AÇÕES NECESSÁRIAS
1. Com base no trecho sobre os filmes do Quarteto, explique em uma a três frases por que Stan Lee proibiu a distribuição do filme de 1994.
2. Dê prosseguimento ao trecho sobre os filmes do Quarteto a partir da última frase apresentada.

Além dos desenhos, o Quarteto também teve dois filmes. Isso mesmo, dois. O primeiro foi completado em 1994, dirigido por Roger Corman, o mestre dos filmes B, e jamais viu a luz do Sol. Além de um elenco sofrível, o filme tinha efeitos especiais paupérrimos, com o Tocha Humana se transformando em um desenho animado toda vez que ficava em chamas. De tão ruim, o filme teve sua distribuição proibida pelo próprio Stan Lee, mas apesar de nunca ter passado nos cinemas nem lançado em video, pode ser encontrado perdido por aí na internet, em uma versão pirateada por alguém que tinha acesso aos rolos.

REGISTROS DE DADOS
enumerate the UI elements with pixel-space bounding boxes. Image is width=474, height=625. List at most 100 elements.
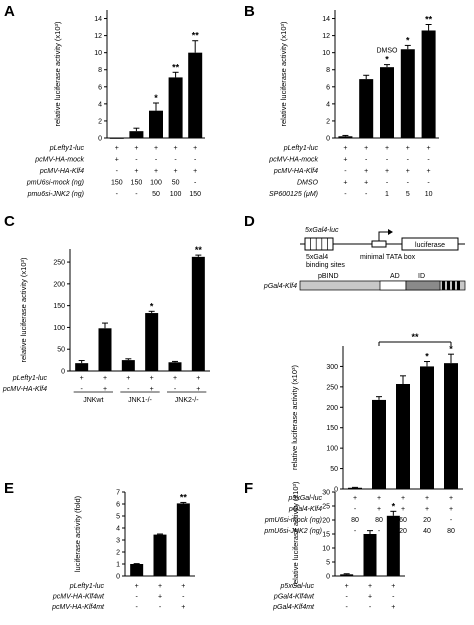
row-cell: -: [194, 157, 197, 164]
row-cell: -: [354, 528, 357, 535]
y-tick-label: 5: [326, 560, 330, 567]
row-label: pmU6si-mock (ng): [26, 180, 84, 187]
row-label: pGal4-Klf4mt: [272, 604, 315, 611]
y-tick-label: 200: [326, 405, 338, 412]
y-tick-label: 14: [94, 16, 102, 23]
row-cell: +: [364, 180, 368, 187]
promoter-arrow: [378, 231, 390, 241]
row-cell: +: [401, 495, 405, 502]
row-cell: -: [392, 594, 395, 601]
row-cell: -: [354, 506, 357, 513]
bar: [168, 77, 183, 138]
y-tick-label: 6: [326, 84, 330, 91]
row-label: pGal4-Klf4wt: [273, 594, 315, 601]
row-cell: +: [368, 583, 372, 590]
row-cell: 50: [172, 180, 180, 187]
significance-star: *: [449, 344, 453, 354]
panel-label: A: [4, 3, 15, 20]
row-cell: +: [174, 145, 178, 152]
panel-label: B: [244, 3, 255, 20]
group-label: JNKwt: [83, 397, 103, 404]
y-tick-label: 30: [322, 490, 330, 497]
bar-annotation: DMSO: [377, 48, 399, 55]
y-tick-label: 200: [53, 281, 65, 288]
significance-star: *: [425, 352, 429, 362]
row-cell: +: [406, 168, 410, 175]
bar: [420, 366, 434, 489]
row-cell: -: [80, 386, 83, 393]
row-label: pcMV-HA-Klf4: [273, 168, 318, 175]
y-tick-label: 12: [322, 33, 330, 40]
bar: [386, 515, 400, 576]
row-cell: 80: [375, 517, 383, 524]
luciferase-box: [401, 237, 459, 251]
row-cell: 20: [423, 517, 431, 524]
domain-label: AD: [390, 273, 400, 280]
construct-label: 5xGal4-luc: [305, 227, 339, 234]
panel-c: C 0 50 100 150 200 250 relative luciferase acti…: [2, 213, 210, 404]
bar: [130, 564, 144, 576]
bar: [363, 534, 377, 576]
y-tick-label: 1: [116, 562, 120, 569]
row-cell: -: [386, 180, 389, 187]
row-cell: +: [425, 495, 429, 502]
row-cell: -: [116, 191, 119, 198]
zinc-finger: [447, 281, 450, 290]
ad-domain: [379, 280, 407, 291]
y-tick-label: 0: [326, 136, 330, 143]
row-cell: 20: [399, 528, 407, 535]
zinc-finger: [457, 281, 460, 290]
y-tick-label: 250: [53, 260, 65, 267]
arrow-head: [388, 229, 393, 235]
gal4-box: [304, 237, 334, 251]
row-cell: 80: [447, 528, 455, 535]
bracket-star: **: [411, 332, 419, 342]
row-label: pmU6si-JNK2 (ng): [263, 528, 322, 535]
row-label: SP600125 (μM): [269, 191, 318, 198]
bar: [372, 399, 386, 489]
row-label: pmu6si-JNK2 (ng): [27, 191, 84, 198]
row-cell: +: [196, 375, 200, 382]
row-cell: -: [365, 191, 368, 198]
bar: [191, 256, 205, 371]
row-cell: +: [368, 594, 372, 601]
row-cell: 60: [399, 517, 407, 524]
bar: [188, 52, 203, 138]
bar: [145, 313, 159, 371]
row-cell: +: [345, 583, 349, 590]
zinc-finger: [452, 281, 455, 290]
row-cell: +: [377, 506, 381, 513]
row-cell: +: [343, 145, 347, 152]
row-cell: 80: [351, 517, 359, 524]
row-label: pLefty1-luc: [283, 145, 319, 152]
y-tick-label: 150: [326, 425, 338, 432]
y-tick-label: 3: [116, 538, 120, 545]
row-label: pmU6si-mock (ng): [264, 517, 322, 524]
y-tick-label: 4: [116, 526, 120, 533]
row-cell: +: [391, 604, 395, 611]
row-cell: -: [407, 157, 410, 164]
luciferase-label: luciferase: [415, 242, 445, 249]
row-cell: +: [158, 594, 162, 601]
bar: [121, 360, 135, 371]
row-cell: +: [173, 375, 177, 382]
row-cell: 40: [423, 528, 431, 535]
bar: [338, 136, 353, 138]
significance-star: **: [425, 15, 433, 25]
row-cell: -: [135, 191, 138, 198]
row-cell: -: [182, 594, 185, 601]
binding-sites-label: binding sites: [306, 262, 345, 269]
row-cell: -: [127, 386, 130, 393]
row-cell: +: [449, 506, 453, 513]
bar: [109, 138, 124, 139]
y-tick-label: 6: [116, 502, 120, 509]
significance-star: *: [385, 55, 389, 65]
row-cell: +: [343, 180, 347, 187]
row-cell: 50: [152, 191, 160, 198]
row-cell: 1: [385, 191, 389, 198]
y-tick-label: 10: [322, 50, 330, 57]
bar: [380, 67, 394, 138]
y-tick-label: 250: [326, 384, 338, 391]
row-cell: +: [134, 145, 138, 152]
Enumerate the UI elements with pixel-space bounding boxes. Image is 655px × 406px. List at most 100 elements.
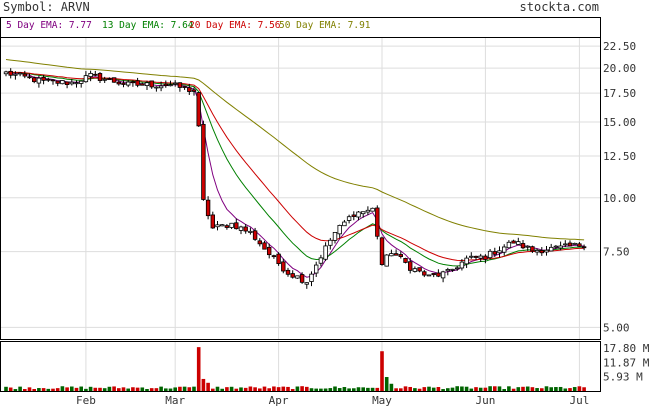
candle-up [17, 72, 23, 75]
volume-bar [300, 386, 304, 391]
legend-ema5: 5 Day EMA: 7.77 [6, 20, 92, 31]
candle-up [450, 268, 455, 271]
volume-bar [140, 387, 145, 391]
candle-down [281, 261, 286, 272]
candle-down [130, 81, 136, 84]
volume-bar [323, 388, 328, 391]
candle-down [436, 272, 441, 277]
candle-up [154, 86, 159, 89]
candle-down [234, 222, 239, 230]
volume-bar [215, 386, 220, 391]
candle-down [407, 261, 413, 271]
candle-up [102, 78, 107, 81]
volume-bar [84, 388, 88, 391]
price-tick-label: 22.50 [603, 40, 636, 53]
volume-bar [493, 386, 497, 391]
volume-bar [507, 386, 511, 391]
ema-line-50 [5, 59, 585, 241]
volume-bar [563, 388, 568, 391]
candle-up [370, 207, 375, 212]
candle-down [393, 253, 399, 256]
price-tick-label: 7.50 [603, 246, 630, 259]
volume-bar [521, 386, 525, 391]
volume-bar [65, 387, 69, 391]
candle-down [539, 250, 544, 254]
volume-bar [262, 386, 267, 391]
candle-down [224, 225, 230, 228]
volume-bar [27, 387, 32, 391]
volume-bar [239, 387, 243, 391]
candle-up [544, 249, 549, 253]
volume-bar [32, 388, 36, 391]
price-tick-label: 10.00 [603, 192, 636, 205]
volume-bar [333, 386, 337, 391]
volume-bar [18, 386, 22, 391]
volume-bar [60, 386, 65, 391]
candle-down [422, 271, 427, 276]
volume-bar [549, 387, 553, 391]
ema-line-20 [5, 71, 585, 262]
candle-down [530, 246, 535, 252]
candle-up [558, 245, 563, 249]
candle-up [229, 222, 234, 228]
volume-bar [225, 387, 229, 391]
volume-bar [436, 387, 441, 391]
candle-down [149, 80, 154, 88]
volume-bar [337, 388, 342, 391]
candle-up [389, 253, 394, 257]
candle-up [487, 250, 493, 259]
volume-bar [276, 387, 281, 391]
candle-up [549, 246, 554, 252]
candle-down [140, 83, 145, 86]
volume-bar [46, 388, 51, 391]
candle-down [121, 82, 126, 85]
volume-bar [502, 389, 506, 391]
month-label: Mar [165, 394, 185, 406]
candle-down [299, 274, 305, 283]
candle-down [46, 78, 51, 81]
candle-up [506, 241, 512, 249]
volume-bar [352, 388, 356, 391]
candle-up [563, 243, 568, 246]
candle-up [516, 241, 521, 245]
volume-bar [525, 386, 530, 391]
volume-bar [243, 387, 248, 391]
price-tick-label: 20.00 [603, 62, 636, 75]
volume-tick-label: 5.93 M [603, 371, 643, 384]
candle-down [417, 267, 422, 272]
volume-bar [290, 389, 295, 391]
price-candles [3, 68, 587, 289]
candle-down [511, 240, 516, 244]
candle-up [295, 275, 300, 279]
legend-ema13: 13 Day EMA: 7.64 [102, 20, 194, 31]
candle-up [365, 209, 371, 213]
candle-up [459, 261, 465, 269]
candle-down [285, 269, 291, 275]
candle-up [60, 80, 65, 85]
volume-panel-frame [0, 341, 601, 392]
volume-bar [281, 386, 286, 391]
candle-up [412, 268, 418, 272]
candle-down [41, 76, 46, 81]
volume-bar [361, 387, 365, 391]
candle-down [351, 214, 356, 217]
candle-down [93, 73, 98, 76]
volume-bar [272, 386, 276, 391]
volume-bar [126, 388, 130, 391]
volume-bar [309, 388, 314, 391]
candle-up [248, 230, 253, 233]
volume-bar [131, 387, 135, 391]
candle-up [36, 77, 42, 84]
volume-bar [178, 386, 182, 391]
candle-up [346, 216, 352, 221]
x-axis-labels: Feb Mar Apr May Jun Jul [76, 394, 589, 406]
candle-down [8, 70, 13, 76]
candle-up [323, 245, 328, 260]
volume-bar [135, 387, 140, 391]
candle-down [64, 81, 70, 85]
volume-tick-label: 17.80 M [603, 342, 650, 355]
candle-down [271, 255, 277, 258]
volume-bar [107, 386, 112, 391]
volume-bar [112, 386, 116, 391]
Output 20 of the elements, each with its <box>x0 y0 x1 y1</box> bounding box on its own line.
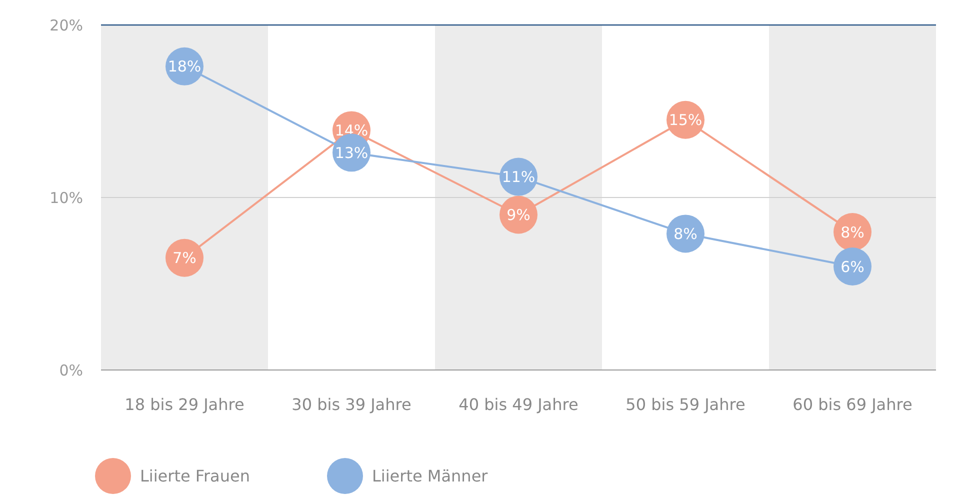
legend-label: Liierte Frauen <box>140 466 250 486</box>
data-label: 7% <box>172 249 196 268</box>
x-tick-label: 40 bis 49 Jahre <box>458 395 578 414</box>
data-label: 9% <box>506 206 530 224</box>
x-tick-label: 30 bis 39 Jahre <box>292 395 412 414</box>
data-label: 14% <box>334 121 368 140</box>
data-label: 18% <box>168 58 202 76</box>
x-tick-label: 60 bis 69 Jahre <box>792 395 912 414</box>
y-tick-label: 0% <box>59 361 83 380</box>
data-label: 13% <box>334 144 368 162</box>
data-label: 6% <box>840 258 864 276</box>
data-label: 15% <box>668 111 702 130</box>
x-tick-label: 18 bis 29 Jahre <box>124 395 244 414</box>
data-label: 8% <box>674 224 698 243</box>
legend-label: Liierte Männer <box>372 466 488 486</box>
y-tick-label: 10% <box>50 188 83 207</box>
x-tick-label: 50 bis 59 Jahre <box>626 395 746 414</box>
data-label: 8% <box>840 223 864 242</box>
data-label: 11% <box>502 168 536 186</box>
y-tick-label: 20% <box>50 16 83 34</box>
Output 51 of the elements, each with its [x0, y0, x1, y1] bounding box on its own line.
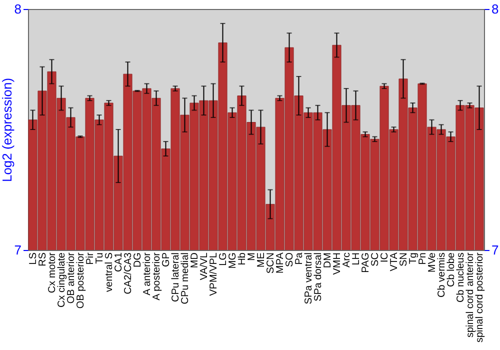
x-tick-label: CPu medial	[180, 252, 191, 304]
x-tick-label: Pa	[294, 252, 305, 265]
x-tick-label: A posterior	[151, 252, 162, 300]
x-tick-label: Pir	[84, 252, 96, 265]
x-tick-label: CPu lateral	[170, 252, 182, 302]
x-tick-label: PAG	[360, 252, 372, 273]
x-tick-label: Tu	[94, 252, 106, 264]
y2-tick-label: 8	[492, 2, 499, 16]
x-tick-label: MVe	[426, 252, 438, 273]
x-tick-label: Arc	[341, 252, 352, 268]
x-tick-label: VMH	[332, 252, 343, 275]
x-tick-label: CA2/CA3	[122, 252, 134, 294]
x-tick-label: Cb lobe	[446, 252, 457, 287]
x-tick-label: ME	[256, 252, 267, 268]
x-tick-label: LS	[28, 252, 39, 265]
x-tick-label: CA1	[113, 252, 124, 272]
x-tick-label: LG	[218, 252, 229, 266]
x-tick-label: VA/VL	[198, 252, 210, 280]
x-tick-label: MG	[227, 252, 238, 269]
x-tick-label: spinal cord posterior	[474, 252, 486, 343]
y-axis-title: Log2 (expression)	[0, 78, 14, 182]
x-tick-label: GP	[160, 252, 172, 267]
x-tick-label: M	[246, 252, 258, 261]
x-tick-label: SN	[398, 252, 410, 266]
x-tick-label: DM	[322, 252, 334, 268]
x-tick-label: Pn	[417, 252, 428, 265]
x-tick-label: SO	[284, 252, 296, 267]
x-tick-label: MPA	[274, 252, 286, 274]
x-tick-label: Cx cingulate	[56, 252, 68, 308]
x-tick-label: SCN	[265, 252, 276, 274]
x-tick-label: SPa dorsal	[312, 252, 324, 302]
x-tick-label: Cx motor	[46, 252, 58, 294]
x-tick-label: DG	[132, 252, 144, 268]
x-tick-label: A anterior	[142, 252, 153, 296]
x-tick-label: OB posterior	[75, 252, 86, 309]
x-tick-label: VTA	[388, 252, 400, 272]
x-tick-label: Cb vermis	[436, 252, 448, 298]
x-tick-label: IC	[379, 252, 390, 262]
x-tick-label: MD	[189, 252, 200, 268]
x-tick-label: spinal cord anterior	[464, 252, 476, 338]
y2-tick-label: 7	[492, 242, 499, 258]
x-tick-label: Cb nucleus	[455, 252, 466, 303]
x-tick-label: ventral S	[104, 252, 115, 292]
x-tick-label: Hb	[236, 252, 248, 266]
x-tick-label: SPa ventral	[303, 252, 314, 304]
x-tick-label: SC	[370, 252, 381, 266]
x-tick-label: RS	[37, 252, 48, 266]
x-tick-label: Tg	[408, 252, 419, 264]
x-tick-label: VPM/VPL	[208, 252, 220, 296]
x-tick-label: LH	[350, 252, 362, 266]
x-tick-label: OB anterior	[66, 252, 77, 304]
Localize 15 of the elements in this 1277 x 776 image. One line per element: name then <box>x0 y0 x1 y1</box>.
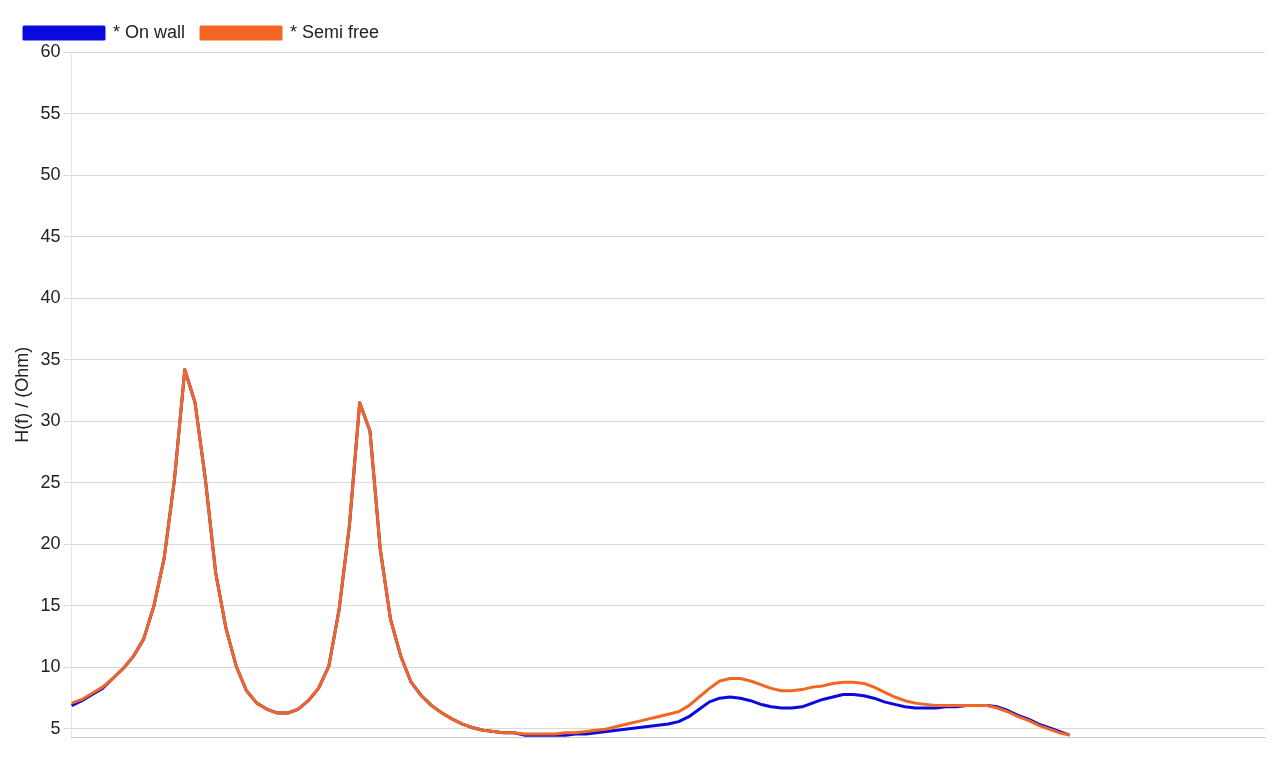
y-tick-label: 5 <box>50 717 61 738</box>
y-tick-label: 15 <box>40 594 61 615</box>
y-tick-label: 50 <box>40 164 61 185</box>
y-tick-label: 10 <box>40 656 61 677</box>
y-tick-label: 25 <box>40 471 61 492</box>
y-tick-label: 60 <box>40 40 61 61</box>
y-tick-label: 40 <box>40 287 61 308</box>
legend-label: * On wall <box>113 21 186 42</box>
y-axis-title: H(f) / (Ohm) <box>11 346 32 443</box>
y-tick-label: 30 <box>40 410 61 431</box>
y-tick-label: 35 <box>40 348 61 369</box>
y-tick-label: 55 <box>40 102 61 123</box>
legend-label: * Semi free <box>290 21 380 42</box>
y-tick-label: 45 <box>40 225 61 246</box>
y-tick-label: 20 <box>40 533 61 554</box>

RESPOSTAS ÀS TAREFAS
1. Stan Lee proibiu a distribuição porque o filme era ruim demais. O trecho cita um elenco sofrível e efeitos especiais paupérrimos, com o Tocha Humana se transformando em um desenho animado toda vez que ficava em chamas.

2.
O segundo filme foi lançado em 2005, dentro da onda de novos filmes Marvel para o cinema. A princípio, houve algum descontentamento dos fãs pela escolha do diretor Tim Story, que só tinha feito quatro filmes até então, sendo que um deles foi o Taxi de Gisele Bündchen; e por Jessica Alba ter sido escolhida para interpretar Sue Storm. Apesar disso e das críticas extremamente desfavoráveis, o filme foi extremamente bem sucedido, e já tem uma continuação prevista para o ano que vem, Fantastic Four and the Rise of Silver Surfer. Além de Alba, fazem parte do elenco Ioan Gruffud como Sr. Fantástico, Chris Evans como o Tocha Humana, Michael Chiklis (da série The Shield) como o Coisa, e Julian McMahon (de Nip/Tuck) como o Dr. Destino.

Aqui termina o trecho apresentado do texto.